>> BEGIN Raw data

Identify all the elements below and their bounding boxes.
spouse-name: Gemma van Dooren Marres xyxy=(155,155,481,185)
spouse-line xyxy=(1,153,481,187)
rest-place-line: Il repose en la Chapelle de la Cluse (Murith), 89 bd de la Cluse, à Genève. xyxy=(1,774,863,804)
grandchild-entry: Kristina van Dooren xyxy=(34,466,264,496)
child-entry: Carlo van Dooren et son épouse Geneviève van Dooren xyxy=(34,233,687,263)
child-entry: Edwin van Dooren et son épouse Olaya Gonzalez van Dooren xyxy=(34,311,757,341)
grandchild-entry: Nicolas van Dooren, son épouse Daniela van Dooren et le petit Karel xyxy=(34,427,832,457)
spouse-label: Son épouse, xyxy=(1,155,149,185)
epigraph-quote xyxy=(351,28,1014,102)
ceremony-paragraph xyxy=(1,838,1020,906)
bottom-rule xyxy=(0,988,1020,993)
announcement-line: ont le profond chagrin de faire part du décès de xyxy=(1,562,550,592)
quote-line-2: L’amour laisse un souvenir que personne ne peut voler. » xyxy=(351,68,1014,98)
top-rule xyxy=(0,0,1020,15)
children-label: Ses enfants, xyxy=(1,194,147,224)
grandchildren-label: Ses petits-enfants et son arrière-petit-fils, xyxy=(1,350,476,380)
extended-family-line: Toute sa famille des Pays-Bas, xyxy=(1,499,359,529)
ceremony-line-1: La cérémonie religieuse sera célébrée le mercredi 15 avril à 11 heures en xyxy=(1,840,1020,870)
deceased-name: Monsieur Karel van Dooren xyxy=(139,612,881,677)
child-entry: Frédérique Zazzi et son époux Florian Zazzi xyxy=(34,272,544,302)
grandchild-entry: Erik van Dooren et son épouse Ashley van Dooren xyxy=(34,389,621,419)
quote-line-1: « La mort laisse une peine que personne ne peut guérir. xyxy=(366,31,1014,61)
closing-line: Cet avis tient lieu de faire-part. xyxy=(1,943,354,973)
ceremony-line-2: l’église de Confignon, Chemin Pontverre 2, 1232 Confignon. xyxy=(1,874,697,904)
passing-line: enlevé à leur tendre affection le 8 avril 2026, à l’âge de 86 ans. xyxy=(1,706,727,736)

>> END Raw data

Rewrite the rows above, changing every "xyxy" to "bbox" and leaving everything else as it is.

§ **Correct output**
Identify all the elements below and their bounding boxes.
spouse-name: Gemma van Dooren Marres bbox=(155,155,481,185)
spouse-line bbox=(1,153,481,187)
rest-place-line: Il repose en la Chapelle de la Cluse (Murith), 89 bd de la Cluse, à Genève. bbox=(1,774,863,804)
grandchild-entry: Kristina van Dooren bbox=(34,466,264,496)
child-entry: Carlo van Dooren et son épouse Geneviève van Dooren bbox=(34,233,687,263)
child-entry: Edwin van Dooren et son épouse Olaya Gonzalez van Dooren bbox=(34,311,757,341)
grandchild-entry: Nicolas van Dooren, son épouse Daniela van Dooren et le petit Karel bbox=(34,427,832,457)
spouse-label: Son épouse, bbox=(1,155,149,185)
epigraph-quote bbox=(351,28,1014,102)
ceremony-paragraph bbox=(1,838,1020,906)
bottom-rule bbox=(0,988,1020,993)
announcement-line: ont le profond chagrin de faire part du décès de bbox=(1,562,550,592)
quote-line-2: L’amour laisse un souvenir que personne ne peut voler. » bbox=(351,68,1014,98)
top-rule bbox=(0,0,1020,15)
children-label: Ses enfants, bbox=(1,194,147,224)
grandchildren-label: Ses petits-enfants et son arrière-petit-fils, bbox=(1,350,476,380)
extended-family-line: Toute sa famille des Pays-Bas, bbox=(1,499,359,529)
ceremony-line-1: La cérémonie religieuse sera célébrée le mercredi 15 avril à 11 heures en bbox=(1,840,1020,870)
deceased-name: Monsieur Karel van Dooren bbox=(139,612,881,677)
child-entry: Frédérique Zazzi et son époux Florian Zazzi bbox=(34,272,544,302)
grandchild-entry: Erik van Dooren et son épouse Ashley van Dooren bbox=(34,389,621,419)
quote-line-1: « La mort laisse une peine que personne ne peut guérir. bbox=(366,31,1014,61)
closing-line: Cet avis tient lieu de faire-part. bbox=(1,943,354,973)
ceremony-line-2: l’église de Confignon, Chemin Pontverre 2, 1232 Confignon. bbox=(1,874,697,904)
passing-line: enlevé à leur tendre affection le 8 avril 2026, à l’âge de 86 ans. bbox=(1,706,727,736)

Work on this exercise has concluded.